Windows 8 Background
There has been a large amount of interest and speculation about Windows 8, Microsoft’s latest OS scheduled for release in late 2012. Windows 8 is one of the most ambitious OS releases from Microsoft since Windows 95, and is the first OS that attempts to unify the desktop and mobile user experience with multitouch support baked in across the board. A lot of attention in the media has been devoted to the new user interface and the brand new application model called Metro aka WinRT. Understandable, since changes to UI tend to attract the most attention in any software product.
After attending one of the Windows 8 developer camps and talking with some folk at Microsoft, we learned about some of the work done in Win8 to make the operating system scale better to devices with a smaller disk/memory/CPU footprint. This was done primarily to make Win8 perform more efficiently and with lower power requirements on mobile devices like tablets. I was curious if the effects of these changes would percolate through to the general OS and kernel level and benefit desktop applications as well. Let’s face it, call me cynical but in the multimedia/DAW industry we’re bottom feeders. Most operating systems vendors don’t really care about high performance audio, so most benefits we see tend to be “happy accidents” or side effects of other more commercially viable features.
A few years ago when Win7 debuted, I wrote about Windows 7 For Music Production for Create Digital Music. Windows 7 is now widely regarded to be Microsoft’s most stable Windows OS to date for music production and most Windows DAW users by now are running it. The question that many users will soon be faced with is whether Windows 8 offers any advantages for music applications. Or in other words, if it ain’t broke does it need fixing?
In this article, to try and address some of the typical questions, I will primarily focus on how Windows 8 performs as compared to its predecessor Windows 7, in the context of music production applications such as SONAR X1. But first, before we get our hands dirty putting Windows 8 through its paces, here is some general information about the new operating system.
• • • •
§ Problems to solve:
- a) Reproduce the part of the Windows 8 article starting at "In this article, to" and ending at "new operating system.".
- b) Extend the Windows 8 article with the passage that would follow its final sentence.
• • • •
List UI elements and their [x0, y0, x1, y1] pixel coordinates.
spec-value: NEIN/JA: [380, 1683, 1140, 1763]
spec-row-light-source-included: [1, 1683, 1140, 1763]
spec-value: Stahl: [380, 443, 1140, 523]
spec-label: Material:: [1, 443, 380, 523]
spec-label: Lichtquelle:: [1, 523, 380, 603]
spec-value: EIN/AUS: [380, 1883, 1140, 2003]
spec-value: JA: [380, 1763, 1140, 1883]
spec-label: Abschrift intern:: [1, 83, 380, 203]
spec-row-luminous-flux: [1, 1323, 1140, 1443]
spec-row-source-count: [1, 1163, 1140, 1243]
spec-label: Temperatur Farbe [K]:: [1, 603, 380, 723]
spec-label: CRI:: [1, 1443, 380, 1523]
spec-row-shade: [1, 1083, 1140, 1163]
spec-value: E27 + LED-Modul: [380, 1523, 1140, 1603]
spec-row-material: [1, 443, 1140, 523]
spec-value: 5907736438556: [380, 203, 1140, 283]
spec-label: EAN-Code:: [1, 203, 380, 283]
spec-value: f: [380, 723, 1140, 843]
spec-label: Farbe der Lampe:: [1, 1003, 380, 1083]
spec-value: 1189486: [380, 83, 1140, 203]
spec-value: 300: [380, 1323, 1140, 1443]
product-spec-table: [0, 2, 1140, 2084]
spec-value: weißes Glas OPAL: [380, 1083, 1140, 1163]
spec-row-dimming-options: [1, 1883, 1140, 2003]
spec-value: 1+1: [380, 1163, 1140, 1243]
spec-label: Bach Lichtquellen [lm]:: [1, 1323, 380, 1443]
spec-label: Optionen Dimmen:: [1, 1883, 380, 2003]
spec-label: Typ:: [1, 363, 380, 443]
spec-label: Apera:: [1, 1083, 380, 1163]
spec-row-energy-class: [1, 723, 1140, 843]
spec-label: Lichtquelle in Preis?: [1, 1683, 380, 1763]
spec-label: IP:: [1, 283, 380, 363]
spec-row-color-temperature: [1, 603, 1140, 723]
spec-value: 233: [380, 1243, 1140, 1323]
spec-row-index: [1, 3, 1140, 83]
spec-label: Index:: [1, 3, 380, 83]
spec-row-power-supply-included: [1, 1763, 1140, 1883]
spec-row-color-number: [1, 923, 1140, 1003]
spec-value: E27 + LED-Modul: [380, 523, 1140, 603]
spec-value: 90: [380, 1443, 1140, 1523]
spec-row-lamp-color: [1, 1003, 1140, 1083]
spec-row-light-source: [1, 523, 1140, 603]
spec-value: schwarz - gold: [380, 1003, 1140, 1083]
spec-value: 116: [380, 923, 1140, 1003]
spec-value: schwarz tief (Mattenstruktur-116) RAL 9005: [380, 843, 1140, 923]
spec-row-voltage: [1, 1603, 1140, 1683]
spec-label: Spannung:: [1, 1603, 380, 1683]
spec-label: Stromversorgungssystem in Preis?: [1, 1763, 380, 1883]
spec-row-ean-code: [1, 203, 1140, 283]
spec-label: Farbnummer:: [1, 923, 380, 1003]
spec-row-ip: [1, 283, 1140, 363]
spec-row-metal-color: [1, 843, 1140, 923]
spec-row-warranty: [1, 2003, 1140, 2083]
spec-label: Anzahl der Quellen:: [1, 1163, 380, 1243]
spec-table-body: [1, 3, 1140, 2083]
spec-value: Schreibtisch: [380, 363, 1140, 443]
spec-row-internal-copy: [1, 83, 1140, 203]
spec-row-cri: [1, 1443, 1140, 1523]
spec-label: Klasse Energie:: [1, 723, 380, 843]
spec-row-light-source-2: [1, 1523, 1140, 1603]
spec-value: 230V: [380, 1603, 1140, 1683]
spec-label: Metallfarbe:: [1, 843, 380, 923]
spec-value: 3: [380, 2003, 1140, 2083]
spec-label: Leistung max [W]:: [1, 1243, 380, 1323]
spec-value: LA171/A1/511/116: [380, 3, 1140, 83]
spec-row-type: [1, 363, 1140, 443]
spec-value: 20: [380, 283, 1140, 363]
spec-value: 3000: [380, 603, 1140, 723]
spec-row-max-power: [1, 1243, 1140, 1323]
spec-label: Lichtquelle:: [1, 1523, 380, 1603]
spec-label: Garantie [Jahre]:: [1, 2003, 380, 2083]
• • • •
§ Per-task answers:
- a)
In this article, to try and address some of the typical questions, I will primarily focus on how Windows 8 performs as compared to its predecessor Windows 7, in the context of music production applications such as SONAR X1. But first, before we get our hands dirty putting Windows 8 through its paces, here is some general information about the new operating system.

- b)
Windows 8 has two basic modes of operation – Metro mode and Desktop mode.
– Metro mode is reserved exclusively for applications built using Microsoft’s new application framework called WinRT.
– Desktop mode refers to the mode that runs Windows desktop applications built with the “classic” Win32 application framework. In other words, your Windows applications like SONAR (built using the Win32 API) cannot run in Metro mode – they run as desktop applications. Only new Metro applications that have been built using the new WinRT framework will run in Metro. Interestingly, the desktop itself is a Metro application now, so to launch the desktop you have to pick the desktop tile from the new Metro task switcher.
Take the Metro?
So what’s special about Metro apps? There are some important limitations, some general and some specific to music production apps that you will want to know about.
- Metro apps are multi-touch enabled
- Metro apps are designed to run stand alone. When you switch to another app, WinRT will unload the Metro app from memory typically. There are a few exceptions to this – a Metro app can request realtime status to tell windows that it needs to stay resident to play audio for example. It’s not clear how this applies to apps that need to stay resident to respond to other realtime events such as MIDI.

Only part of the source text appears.